## AIM OF THE TASK
Each entry must be given again exactly; images do not belong in the copy.

## DATASET ENTRIES
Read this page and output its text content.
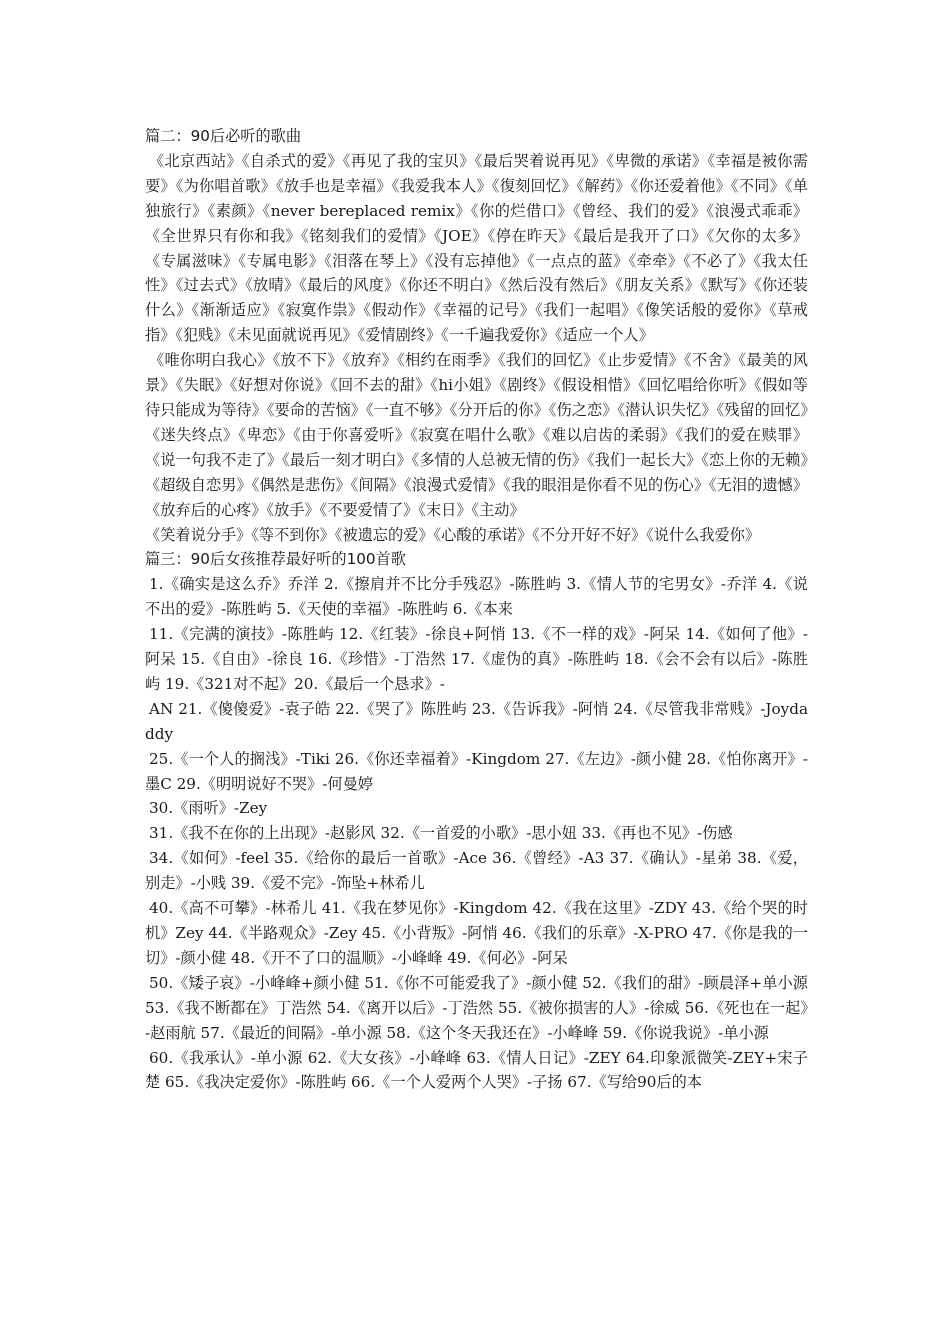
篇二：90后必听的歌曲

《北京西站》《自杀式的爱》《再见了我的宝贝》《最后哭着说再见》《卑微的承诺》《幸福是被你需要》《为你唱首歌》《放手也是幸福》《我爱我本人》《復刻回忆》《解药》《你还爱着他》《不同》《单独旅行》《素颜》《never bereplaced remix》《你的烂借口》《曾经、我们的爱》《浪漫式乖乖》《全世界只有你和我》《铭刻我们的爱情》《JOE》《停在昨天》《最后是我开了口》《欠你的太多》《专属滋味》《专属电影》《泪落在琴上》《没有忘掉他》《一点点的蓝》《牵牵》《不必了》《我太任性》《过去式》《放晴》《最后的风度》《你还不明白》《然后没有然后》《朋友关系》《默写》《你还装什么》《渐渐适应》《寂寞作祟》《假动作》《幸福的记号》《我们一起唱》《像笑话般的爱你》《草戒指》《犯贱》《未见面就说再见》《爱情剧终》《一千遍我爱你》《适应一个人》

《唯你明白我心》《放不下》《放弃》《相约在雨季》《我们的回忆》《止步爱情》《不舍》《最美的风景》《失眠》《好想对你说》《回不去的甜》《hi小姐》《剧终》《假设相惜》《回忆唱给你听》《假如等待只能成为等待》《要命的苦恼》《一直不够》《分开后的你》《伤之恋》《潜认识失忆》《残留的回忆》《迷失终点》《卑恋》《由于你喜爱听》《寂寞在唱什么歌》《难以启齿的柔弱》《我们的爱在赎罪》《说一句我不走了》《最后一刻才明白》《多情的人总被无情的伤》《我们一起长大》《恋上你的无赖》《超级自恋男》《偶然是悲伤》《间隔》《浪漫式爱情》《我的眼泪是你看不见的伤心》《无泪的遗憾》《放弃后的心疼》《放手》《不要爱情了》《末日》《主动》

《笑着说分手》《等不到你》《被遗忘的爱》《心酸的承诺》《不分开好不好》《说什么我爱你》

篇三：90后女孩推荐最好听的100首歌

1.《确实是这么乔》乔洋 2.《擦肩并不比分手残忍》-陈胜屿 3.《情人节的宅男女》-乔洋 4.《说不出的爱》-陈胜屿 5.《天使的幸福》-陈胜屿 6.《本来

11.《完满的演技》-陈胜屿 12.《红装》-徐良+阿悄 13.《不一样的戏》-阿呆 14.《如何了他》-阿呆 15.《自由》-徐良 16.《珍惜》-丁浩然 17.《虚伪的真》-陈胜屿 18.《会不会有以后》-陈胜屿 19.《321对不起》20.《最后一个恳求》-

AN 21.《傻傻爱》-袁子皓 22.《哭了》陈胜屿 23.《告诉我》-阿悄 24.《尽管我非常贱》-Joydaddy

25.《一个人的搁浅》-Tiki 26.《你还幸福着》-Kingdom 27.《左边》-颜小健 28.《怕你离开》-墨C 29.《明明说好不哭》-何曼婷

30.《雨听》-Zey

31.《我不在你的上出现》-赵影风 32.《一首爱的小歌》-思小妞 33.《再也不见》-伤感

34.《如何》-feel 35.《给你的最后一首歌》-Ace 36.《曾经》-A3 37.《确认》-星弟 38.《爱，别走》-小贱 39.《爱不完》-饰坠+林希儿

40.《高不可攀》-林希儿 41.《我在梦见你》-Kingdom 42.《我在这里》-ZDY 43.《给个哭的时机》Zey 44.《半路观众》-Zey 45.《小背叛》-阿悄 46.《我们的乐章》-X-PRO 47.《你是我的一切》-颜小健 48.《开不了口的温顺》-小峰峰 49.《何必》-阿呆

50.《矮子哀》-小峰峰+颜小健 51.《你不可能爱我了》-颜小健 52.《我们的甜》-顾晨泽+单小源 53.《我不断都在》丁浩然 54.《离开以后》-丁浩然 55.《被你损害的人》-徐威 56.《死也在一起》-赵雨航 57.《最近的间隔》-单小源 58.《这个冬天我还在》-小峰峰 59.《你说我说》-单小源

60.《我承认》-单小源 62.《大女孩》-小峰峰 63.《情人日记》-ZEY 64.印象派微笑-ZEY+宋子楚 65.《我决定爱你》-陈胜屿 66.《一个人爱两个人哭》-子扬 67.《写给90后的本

## EXPECTED ANSWER
Read this page and output its text content.
篇二：90后必听的歌曲

《北京西站》《自杀式的爱》《再见了我的宝贝》《最后哭着说再见》《卑微的承诺》《幸福是被你需要》《为你唱首歌》《放手也是幸福》《我爱我本人》《復刻回忆》《解药》《你还爱着他》《不同》《单独旅行》《素颜》《never bereplaced remix》《你的烂借口》《曾经、我们的爱》《浪漫式乖乖》《全世界只有你和我》《铭刻我们的爱情》《JOE》《停在昨天》《最后是我开了口》《欠你的太多》《专属滋味》《专属电影》《泪落在琴上》《没有忘掉他》《一点点的蓝》《牵牵》《不必了》《我太任性》《过去式》《放晴》《最后的风度》《你还不明白》《然后没有然后》《朋友关系》《默写》《你还装什么》《渐渐适应》《寂寞作祟》《假动作》《幸福的记号》《我们一起唱》《像笑话般的爱你》《草戒指》《犯贱》《未见面就说再见》《爱情剧终》《一千遍我爱你》《适应一个人》

《唯你明白我心》《放不下》《放弃》《相约在雨季》《我们的回忆》《止步爱情》《不舍》《最美的风景》《失眠》《好想对你说》《回不去的甜》《hi小姐》《剧终》《假设相惜》《回忆唱给你听》《假如等待只能成为等待》《要命的苦恼》《一直不够》《分开后的你》《伤之恋》《潜认识失忆》《残留的回忆》《迷失终点》《卑恋》《由于你喜爱听》《寂寞在唱什么歌》《难以启齿的柔弱》《我们的爱在赎罪》《说一句我不走了》《最后一刻才明白》《多情的人总被无情的伤》《我们一起长大》《恋上你的无赖》《超级自恋男》《偶然是悲伤》《间隔》《浪漫式爱情》《我的眼泪是你看不见的伤心》《无泪的遗憾》《放弃后的心疼》《放手》《不要爱情了》《末日》《主动》

《笑着说分手》《等不到你》《被遗忘的爱》《心酸的承诺》《不分开好不好》《说什么我爱你》

篇三：90后女孩推荐最好听的100首歌

1.《确实是这么乔》乔洋 2.《擦肩并不比分手残忍》-陈胜屿 3.《情人节的宅男女》-乔洋 4.《说不出的爱》-陈胜屿 5.《天使的幸福》-陈胜屿 6.《本来

11.《完满的演技》-陈胜屿 12.《红装》-徐良+阿悄 13.《不一样的戏》-阿呆 14.《如何了他》-阿呆 15.《自由》-徐良 16.《珍惜》-丁浩然 17.《虚伪的真》-陈胜屿 18.《会不会有以后》-陈胜屿 19.《321对不起》20.《最后一个恳求》-

AN 21.《傻傻爱》-袁子皓 22.《哭了》陈胜屿 23.《告诉我》-阿悄 24.《尽管我非常贱》-Joydaddy

25.《一个人的搁浅》-Tiki 26.《你还幸福着》-Kingdom 27.《左边》-颜小健 28.《怕你离开》-墨C 29.《明明说好不哭》-何曼婷

30.《雨听》-Zey

31.《我不在你的上出现》-赵影风 32.《一首爱的小歌》-思小妞 33.《再也不见》-伤感

34.《如何》-feel 35.《给你的最后一首歌》-Ace 36.《曾经》-A3 37.《确认》-星弟 38.《爱，别走》-小贱 39.《爱不完》-饰坠+林希儿

40.《高不可攀》-林希儿 41.《我在梦见你》-Kingdom 42.《我在这里》-ZDY 43.《给个哭的时机》Zey 44.《半路观众》-Zey 45.《小背叛》-阿悄 46.《我们的乐章》-X-PRO 47.《你是我的一切》-颜小健 48.《开不了口的温顺》-小峰峰 49.《何必》-阿呆

50.《矮子哀》-小峰峰+颜小健 51.《你不可能爱我了》-颜小健 52.《我们的甜》-顾晨泽+单小源 53.《我不断都在》丁浩然 54.《离开以后》-丁浩然 55.《被你损害的人》-徐威 56.《死也在一起》-赵雨航 57.《最近的间隔》-单小源 58.《这个冬天我还在》-小峰峰 59.《你说我说》-单小源

60.《我承认》-单小源 62.《大女孩》-小峰峰 63.《情人日记》-ZEY 64.印象派微笑-ZEY+宋子楚 65.《我决定爱你》-陈胜屿 66.《一个人爱两个人哭》-子扬 67.《写给90后的本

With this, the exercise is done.